EXERCISE GOAL.
Extract the lines that hold the string "closed".

PROVIDED MATERIAL.
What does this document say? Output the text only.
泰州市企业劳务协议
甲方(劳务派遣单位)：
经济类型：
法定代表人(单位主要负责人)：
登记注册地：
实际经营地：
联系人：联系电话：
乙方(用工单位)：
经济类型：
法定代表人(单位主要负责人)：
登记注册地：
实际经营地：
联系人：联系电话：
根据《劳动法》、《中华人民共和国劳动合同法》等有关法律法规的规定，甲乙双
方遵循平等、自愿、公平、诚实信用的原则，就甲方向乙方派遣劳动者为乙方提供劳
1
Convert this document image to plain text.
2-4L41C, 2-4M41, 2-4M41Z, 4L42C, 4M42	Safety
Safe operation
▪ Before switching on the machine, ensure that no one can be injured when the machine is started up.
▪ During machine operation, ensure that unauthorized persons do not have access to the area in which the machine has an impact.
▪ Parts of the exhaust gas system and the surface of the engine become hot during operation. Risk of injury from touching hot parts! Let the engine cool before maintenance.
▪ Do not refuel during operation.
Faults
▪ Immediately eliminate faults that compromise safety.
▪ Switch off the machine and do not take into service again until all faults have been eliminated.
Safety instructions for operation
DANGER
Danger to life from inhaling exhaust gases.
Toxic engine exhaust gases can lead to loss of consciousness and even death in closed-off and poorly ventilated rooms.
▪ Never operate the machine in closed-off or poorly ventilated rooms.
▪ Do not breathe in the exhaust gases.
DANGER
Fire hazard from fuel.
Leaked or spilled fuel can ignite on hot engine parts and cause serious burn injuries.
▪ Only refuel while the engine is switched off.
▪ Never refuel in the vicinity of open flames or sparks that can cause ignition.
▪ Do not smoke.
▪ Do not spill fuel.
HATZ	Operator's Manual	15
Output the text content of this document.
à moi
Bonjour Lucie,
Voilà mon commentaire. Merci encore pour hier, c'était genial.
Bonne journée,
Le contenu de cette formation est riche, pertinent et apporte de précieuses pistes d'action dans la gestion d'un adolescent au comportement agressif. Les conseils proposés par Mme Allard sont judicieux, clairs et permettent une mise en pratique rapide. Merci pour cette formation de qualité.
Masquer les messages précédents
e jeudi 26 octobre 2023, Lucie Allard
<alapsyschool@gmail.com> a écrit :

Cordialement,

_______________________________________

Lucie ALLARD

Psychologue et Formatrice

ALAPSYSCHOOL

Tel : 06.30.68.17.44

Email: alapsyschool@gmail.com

PROBLEM SOLUTION.
Toxic engine exhaust gases can lead to loss of consciousness and even death in closed-off and poorly ventilated rooms.
▪ Never operate the machine in closed-off or poorly ventilated rooms.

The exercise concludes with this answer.